= GIVEN REQUEST =
Go through the listing and set it down exactly, leaving out its pictures.

= EXERCISE MATERIAL =

◆ ◆ ◆ ◆

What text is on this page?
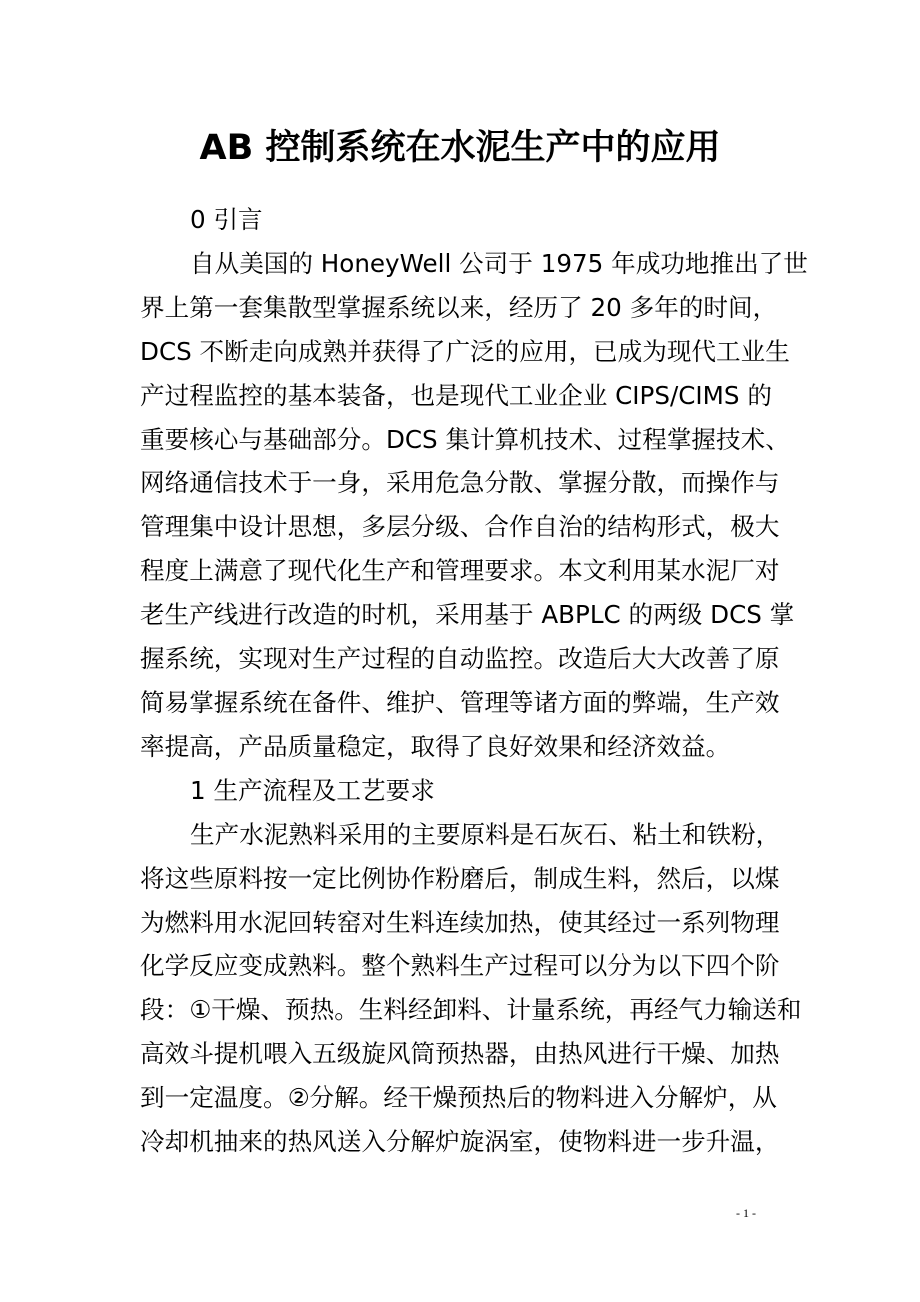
AB 控制系统在水泥生产中的应用
0 引言
自从美国的 HoneyWell 公司于 1975 年成功地推出了世
界上第一套集散型掌握系统以来，经历了 20 多年的时间，
DCS 不断走向成熟并获得了广泛的应用，已成为现代工业生
产过程监控的基本装备，也是现代工业企业 CIPS/CIMS 的
重要核心与基础部分。DCS 集计算机技术、过程掌握技术、
网络通信技术于一身，采用危急分散、掌握分散，而操作与
管理集中设计思想，多层分级、合作自治的结构形式，极大
程度上满意了现代化生产和管理要求。本文利用某水泥厂对
老生产线进行改造的时机，采用基于 ABPLC 的两级 DCS 掌
握系统，实现对生产过程的自动监控。改造后大大改善了原
简易掌握系统在备件、维护、管理等诸方面的弊端，生产效
率提高，产品质量稳定，取得了良好效果和经济效益。
1 生产流程及工艺要求
生产水泥熟料采用的主要原料是石灰石、粘土和铁粉，
将这些原料按一定比例协作粉磨后，制成生料，然后，以煤
为燃料用水泥回转窑对生料连续加热，使其经过一系列物理
化学反应变成熟料。整个熟料生产过程可以分为以下四个阶
段：①干燥、预热。生料经卸料、计量系统，再经气力输送和
高效斗提机喂入五级旋风筒预热器，由热风进行干燥、加热
到一定温度。②分解。经干燥预热后的物料进入分解炉，从
冷却机抽来的热风送入分解炉旋涡室，使物料进一步升温，
- 1 -
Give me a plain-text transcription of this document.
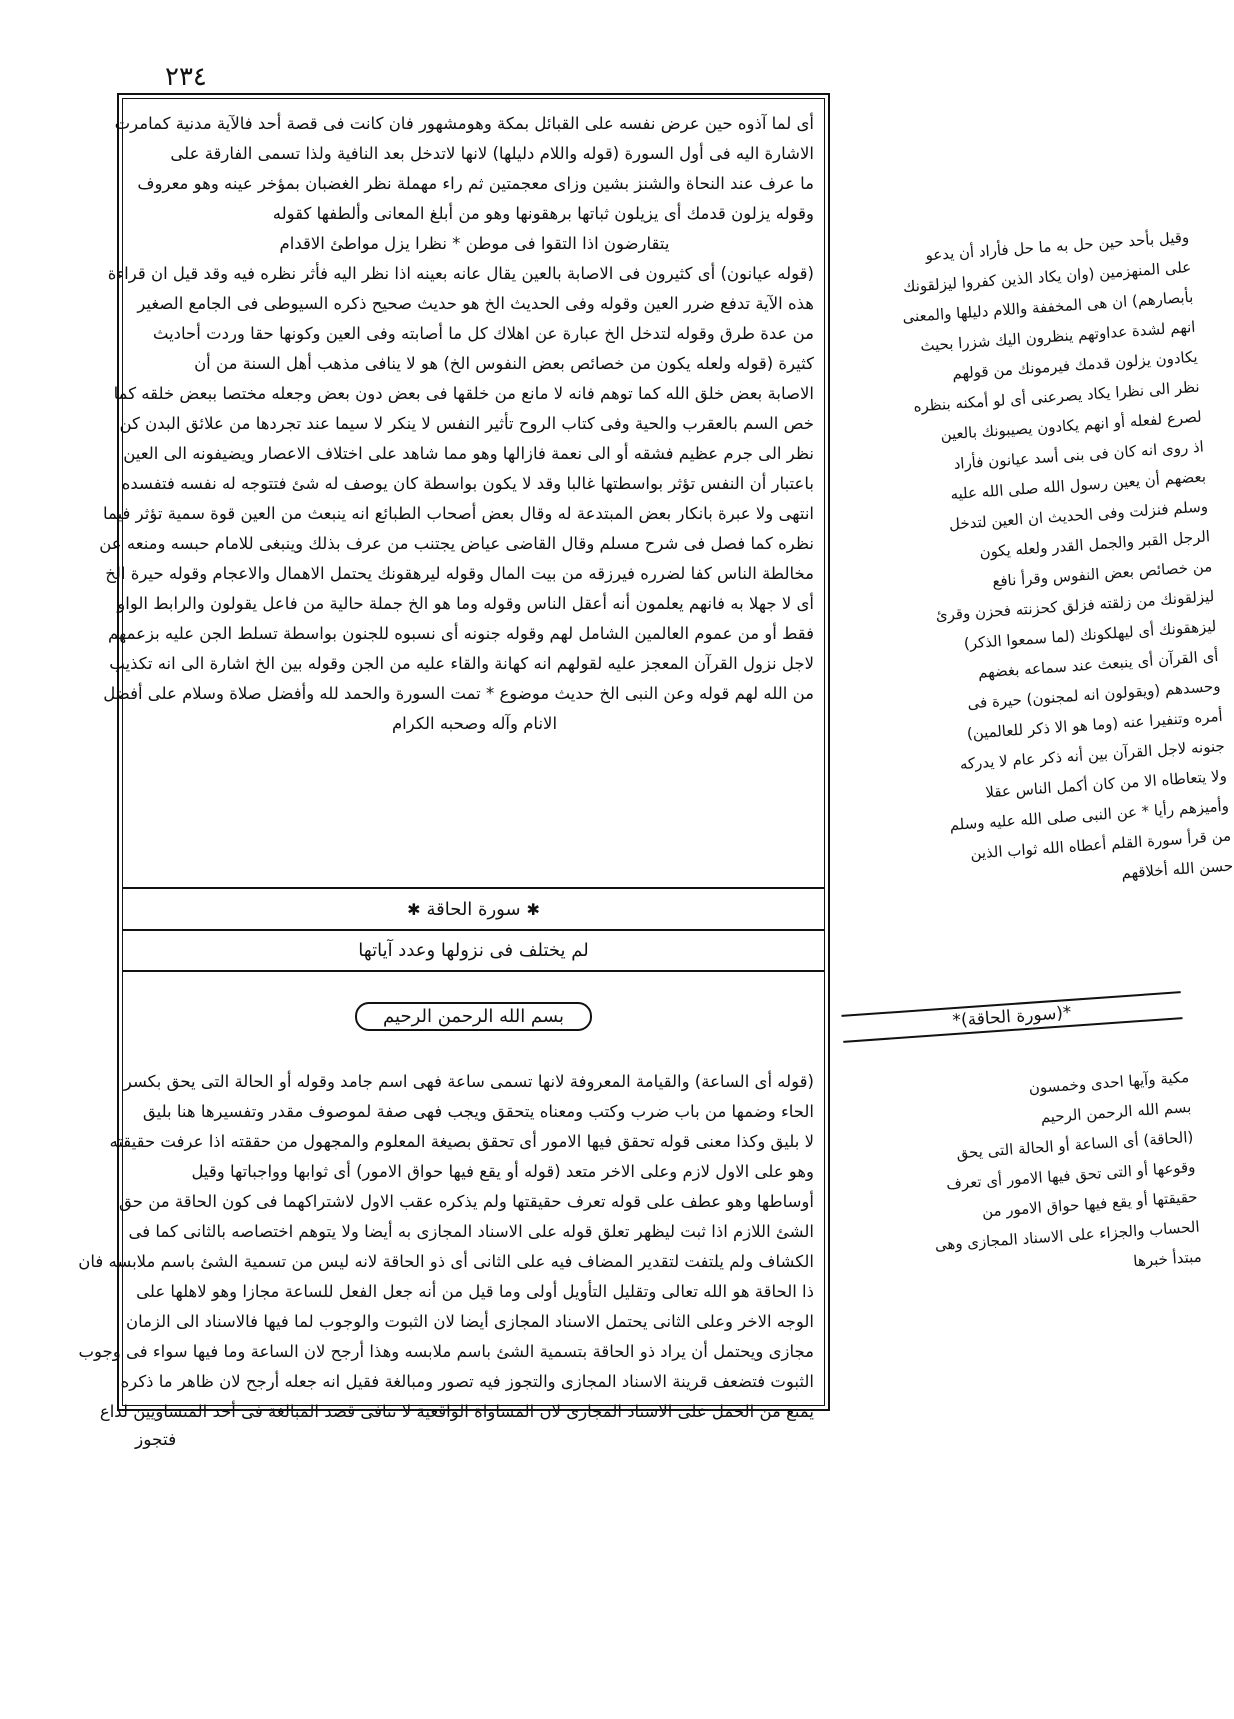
٢٣٤

أى لما آذوه حين عرض نفسه على القبائل بمكة وهومشهور فان كانت فى قصة أحد فالآية مدنية كمامرت

الاشارة اليه فى أول السورة (قوله واللام دليلها) لانها لاتدخل بعد النافية ولذا تسمى الفارقة على

ما عرف عند النحاة والشنز بشين وزاى معجمتين ثم راء مهملة نظر الغضبان بمؤخر عينه وهو معروف

وقوله يزلون قدمك أى يزيلون ثباتها برهقونها وهو من أبلغ المعانى وألطفها كقوله

يتقارضون اذا التقوا فى موطن * نظرا يزل مواطئ الاقدام

(قوله عيانون) أى كثيرون فى الاصابة بالعين يقال عانه بعينه اذا نظر اليه فأثر نظره فيه وقد قيل ان قراءة

هذه الآية تدفع ضرر العين وقوله وفى الحديث الخ هو حديث صحيح ذكره السيوطى فى الجامع الصغير

من عدة طرق وقوله لتدخل الخ عبارة عن اهلاك كل ما أصابته وفى العين وكونها حقا وردت أحاديث

كثيرة (قوله ولعله يكون من خصائص بعض النفوس الخ) هو لا ينافى مذهب أهل السنة من أن

الاصابة بعض خلق الله كما توهم فانه لا مانع من خلقها فى بعض دون بعض وجعله مختصا ببعض خلقه كما

خص السم بالعقرب والحية وفى كتاب الروح تأثير النفس لا ينكر لا سيما عند تجردها من علائق البدن كن

نظر الى جرم عظيم فشقه أو الى نعمة فازالها وهو مما شاهد على اختلاف الاعصار ويضيفونه الى العين

باعتبار أن النفس تؤثر بواسطتها غالبا وقد لا يكون بواسطة كان يوصف له شئ فتتوجه له نفسه فتفسده

انتهى ولا عبرة بانكار بعض المبتدعة له وقال بعض أصحاب الطبائع انه ينبعث من العين قوة سمية تؤثر فيما

نظره كما فصل فى شرح مسلم وقال القاضى عياض يجتنب من عرف بذلك وينبغى للامام حبسه ومنعه عن

مخالطة الناس كفا لضرره فيرزقه من بيت المال وقوله ليرهقونك يحتمل الاهمال والاعجام وقوله حيرة الخ

أى لا جهلا به فانهم يعلمون أنه أعقل الناس وقوله وما هو الخ جملة حالية من فاعل يقولون والرابط الواو

فقط أو من عموم العالمين الشامل لهم وقوله جنونه أى نسبوه للجنون بواسطة تسلط الجن عليه بزعمهم

لاجل نزول القرآن المعجز عليه لقولهم انه كهانة والقاء عليه من الجن وقوله بين الخ اشارة الى انه تكذيب

من الله لهم قوله وعن النبى الخ حديث موضوع * تمت السورة والحمد لله وأفضل صلاة وسلام على أفضل

الانام وآله وصحبه الكرام

✱
سورة الحاقة
✱
لم يختلف فى نزولها وعدد آياتها
بسم الله الرحمن الرحيم

(قوله أى الساعة) والقيامة المعروفة لانها تسمى ساعة فهى اسم جامد وقوله أو الحالة التى يحق بكسر

الحاء وضمها من باب ضرب وكتب ومعناه يتحقق ويجب فهى صفة لموصوف مقدر وتفسيرها هنا بليق

لا بليق وكذا معنى قوله تحقق فيها الامور أى تحقق بصيغة المعلوم والمجهول من حققته اذا عرفت حقيقته

وهو على الاول لازم وعلى الاخر متعد (قوله أو يقع فيها حواق الامور) أى ثوابها وواجباتها وقيل

أوساطها وهو عطف على قوله تعرف حقيقتها ولم يذكره عقب الاول لاشتراكهما فى كون الحاقة من حق

الشئ اللازم اذا ثبت ليظهر تعلق قوله على الاسناد المجازى به أيضا ولا يتوهم اختصاصه بالثانى كما فى

الكشاف ولم يلتفت لتقدير المضاف فيه على الثانى أى ذو الحاقة لانه ليس من تسمية الشئ باسم ملابسه فان

ذا الحاقة هو الله تعالى وتقليل التأويل أولى وما قيل من أنه جعل الفعل للساعة مجازا وهو لاهلها على

الوجه الاخر وعلى الثانى يحتمل الاسناد المجازى أيضا لان الثبوت والوجوب لما فيها فالاسناد الى الزمان

مجازى ويحتمل أن يراد ذو الحاقة بتسمية الشئ باسم ملابسه وهذا أرجح لان الساعة وما فيها سواء فى وجوب

الثبوت فتضعف قرينة الاسناد المجازى والتجوز فيه تصور ومبالغة فقيل انه جعله أرجح لان ظاهر ما ذكره

يمنع من الحمل على الاسناد المجازى لان المساواة الواقعية لا تنافى قصد المبالغة فى أحد المتساويين لداع

وقيل بأحد حين حل به ما حل فأراد أن يدعو

على المنهزمين (وان يكاد الذين كفروا ليزلقونك

بأبصارهم) ان هى المخففة واللام دليلها والمعنى

انهم لشدة عداوتهم ينظرون اليك شزرا بحيث

يكادون يزلون قدمك فيرمونك من قولهم

نظر الى نظرا يكاد يصرعنى أى لو أمكنه بنظره

لصرع لفعله أو انهم يكادون يصيبونك بالعين

اذ روى انه كان فى بنى أسد عيانون فأراد

بعضهم أن يعين رسول الله صلى الله عليه

وسلم فنزلت وفى الحديث ان العين لتدخل

الرجل القبر والجمل القدر ولعله يكون

من خصائص بعض النفوس وقرأ نافع

ليزلقونك من زلقته فزلق كحزنته فحزن وقرئ

ليزهقونك أى ليهلكونك (لما سمعوا الذكر)

أى القرآن أى ينبعث عند سماعه بغضهم

وحسدهم (ويقولون انه لمجنون) حيرة فى

أمره وتنفيرا عنه (وما هو الا ذكر للعالمين)

جنونه لاجل القرآن بين أنه ذكر عام لا يدركه

ولا يتعاطاه الا من كان أكمل الناس عقلا

وأميزهم رأيا * عن النبى صلى الله عليه وسلم

من قرأ سورة القلم أعطاه الله ثواب الذين

حسن الله أخلاقهم

*(سورة الحاقة)*

مكية وآيها احدى وخمسون

بسم الله الرحمن الرحيم

(الحاقة) أى الساعة أو الحالة التى يحق

وقوعها أو التى تحق فيها الامور أى تعرف

حقيقتها أو يقع فيها حواق الامور من

الحساب والجزاء على الاسناد المجازى وهى

مبتدأ خبرها

فتجوز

◆ ◆ ◆ ◆

= RESPONSE TO THE EXERCISE =
What text is on this page?
AB 控制系统在水泥生产中的应用
0 引言
自从美国的 HoneyWell 公司于 1975 年成功地推出了世
界上第一套集散型掌握系统以来，经历了 20 多年的时间，
DCS 不断走向成熟并获得了广泛的应用，已成为现代工业生
产过程监控的基本装备，也是现代工业企业 CIPS/CIMS 的
重要核心与基础部分。DCS 集计算机技术、过程掌握技术、
网络通信技术于一身，采用危急分散、掌握分散，而操作与
管理集中设计思想，多层分级、合作自治的结构形式，极大
程度上满意了现代化生产和管理要求。本文利用某水泥厂对
老生产线进行改造的时机，采用基于 ABPLC 的两级 DCS 掌
握系统，实现对生产过程的自动监控。改造后大大改善了原
简易掌握系统在备件、维护、管理等诸方面的弊端，生产效
率提高，产品质量稳定，取得了良好效果和经济效益。
1 生产流程及工艺要求
生产水泥熟料采用的主要原料是石灰石、粘土和铁粉，
将这些原料按一定比例协作粉磨后，制成生料，然后，以煤
为燃料用水泥回转窑对生料连续加热，使其经过一系列物理
化学反应变成熟料。整个熟料生产过程可以分为以下四个阶
段：①干燥、预热。生料经卸料、计量系统，再经气力输送和
高效斗提机喂入五级旋风筒预热器，由热风进行干燥、加热
到一定温度。②分解。经干燥预热后的物料进入分解炉，从
冷却机抽来的热风送入分解炉旋涡室，使物料进一步升温，
- 1 -
Give me a plain-text transcription of this document.
٢٣٤

أى لما آذوه حين عرض نفسه على القبائل بمكة وهومشهور فان كانت فى قصة أحد فالآية مدنية كمامرت

الاشارة اليه فى أول السورة (قوله واللام دليلها) لانها لاتدخل بعد النافية ولذا تسمى الفارقة على

ما عرف عند النحاة والشنز بشين وزاى معجمتين ثم راء مهملة نظر الغضبان بمؤخر عينه وهو معروف

وقوله يزلون قدمك أى يزيلون ثباتها برهقونها وهو من أبلغ المعانى وألطفها كقوله

يتقارضون اذا التقوا فى موطن * نظرا يزل مواطئ الاقدام

(قوله عيانون) أى كثيرون فى الاصابة بالعين يقال عانه بعينه اذا نظر اليه فأثر نظره فيه وقد قيل ان قراءة

هذه الآية تدفع ضرر العين وقوله وفى الحديث الخ هو حديث صحيح ذكره السيوطى فى الجامع الصغير

من عدة طرق وقوله لتدخل الخ عبارة عن اهلاك كل ما أصابته وفى العين وكونها حقا وردت أحاديث

كثيرة (قوله ولعله يكون من خصائص بعض النفوس الخ) هو لا ينافى مذهب أهل السنة من أن

الاصابة بعض خلق الله كما توهم فانه لا مانع من خلقها فى بعض دون بعض وجعله مختصا ببعض خلقه كما

خص السم بالعقرب والحية وفى كتاب الروح تأثير النفس لا ينكر لا سيما عند تجردها من علائق البدن كن

نظر الى جرم عظيم فشقه أو الى نعمة فازالها وهو مما شاهد على اختلاف الاعصار ويضيفونه الى العين

باعتبار أن النفس تؤثر بواسطتها غالبا وقد لا يكون بواسطة كان يوصف له شئ فتتوجه له نفسه فتفسده

انتهى ولا عبرة بانكار بعض المبتدعة له وقال بعض أصحاب الطبائع انه ينبعث من العين قوة سمية تؤثر فيما

نظره كما فصل فى شرح مسلم وقال القاضى عياض يجتنب من عرف بذلك وينبغى للامام حبسه ومنعه عن

مخالطة الناس كفا لضرره فيرزقه من بيت المال وقوله ليرهقونك يحتمل الاهمال والاعجام وقوله حيرة الخ

أى لا جهلا به فانهم يعلمون أنه أعقل الناس وقوله وما هو الخ جملة حالية من فاعل يقولون والرابط الواو

فقط أو من عموم العالمين الشامل لهم وقوله جنونه أى نسبوه للجنون بواسطة تسلط الجن عليه بزعمهم

لاجل نزول القرآن المعجز عليه لقولهم انه كهانة والقاء عليه من الجن وقوله بين الخ اشارة الى انه تكذيب

من الله لهم قوله وعن النبى الخ حديث موضوع * تمت السورة والحمد لله وأفضل صلاة وسلام على أفضل

الانام وآله وصحبه الكرام

✱
سورة الحاقة
✱
لم يختلف فى نزولها وعدد آياتها
بسم الله الرحمن الرحيم

(قوله أى الساعة) والقيامة المعروفة لانها تسمى ساعة فهى اسم جامد وقوله أو الحالة التى يحق بكسر

الحاء وضمها من باب ضرب وكتب ومعناه يتحقق ويجب فهى صفة لموصوف مقدر وتفسيرها هنا بليق

لا بليق وكذا معنى قوله تحقق فيها الامور أى تحقق بصيغة المعلوم والمجهول من حققته اذا عرفت حقيقته

وهو على الاول لازم وعلى الاخر متعد (قوله أو يقع فيها حواق الامور) أى ثوابها وواجباتها وقيل

أوساطها وهو عطف على قوله تعرف حقيقتها ولم يذكره عقب الاول لاشتراكهما فى كون الحاقة من حق

الشئ اللازم اذا ثبت ليظهر تعلق قوله على الاسناد المجازى به أيضا ولا يتوهم اختصاصه بالثانى كما فى

الكشاف ولم يلتفت لتقدير المضاف فيه على الثانى أى ذو الحاقة لانه ليس من تسمية الشئ باسم ملابسه فان

ذا الحاقة هو الله تعالى وتقليل التأويل أولى وما قيل من أنه جعل الفعل للساعة مجازا وهو لاهلها على

الوجه الاخر وعلى الثانى يحتمل الاسناد المجازى أيضا لان الثبوت والوجوب لما فيها فالاسناد الى الزمان

مجازى ويحتمل أن يراد ذو الحاقة بتسمية الشئ باسم ملابسه وهذا أرجح لان الساعة وما فيها سواء فى وجوب

الثبوت فتضعف قرينة الاسناد المجازى والتجوز فيه تصور ومبالغة فقيل انه جعله أرجح لان ظاهر ما ذكره

يمنع من الحمل على الاسناد المجازى لان المساواة الواقعية لا تنافى قصد المبالغة فى أحد المتساويين لداع

وقيل بأحد حين حل به ما حل فأراد أن يدعو

على المنهزمين (وان يكاد الذين كفروا ليزلقونك

بأبصارهم) ان هى المخففة واللام دليلها والمعنى

انهم لشدة عداوتهم ينظرون اليك شزرا بحيث

يكادون يزلون قدمك فيرمونك من قولهم

نظر الى نظرا يكاد يصرعنى أى لو أمكنه بنظره

لصرع لفعله أو انهم يكادون يصيبونك بالعين

اذ روى انه كان فى بنى أسد عيانون فأراد

بعضهم أن يعين رسول الله صلى الله عليه

وسلم فنزلت وفى الحديث ان العين لتدخل

الرجل القبر والجمل القدر ولعله يكون

من خصائص بعض النفوس وقرأ نافع

ليزلقونك من زلقته فزلق كحزنته فحزن وقرئ

ليزهقونك أى ليهلكونك (لما سمعوا الذكر)

أى القرآن أى ينبعث عند سماعه بغضهم

وحسدهم (ويقولون انه لمجنون) حيرة فى

أمره وتنفيرا عنه (وما هو الا ذكر للعالمين)

جنونه لاجل القرآن بين أنه ذكر عام لا يدركه

ولا يتعاطاه الا من كان أكمل الناس عقلا

وأميزهم رأيا * عن النبى صلى الله عليه وسلم

من قرأ سورة القلم أعطاه الله ثواب الذين

حسن الله أخلاقهم

*(سورة الحاقة)*

مكية وآيها احدى وخمسون

بسم الله الرحمن الرحيم

(الحاقة) أى الساعة أو الحالة التى يحق

وقوعها أو التى تحق فيها الامور أى تعرف

حقيقتها أو يقع فيها حواق الامور من

الحساب والجزاء على الاسناد المجازى وهى

مبتدأ خبرها

فتجوز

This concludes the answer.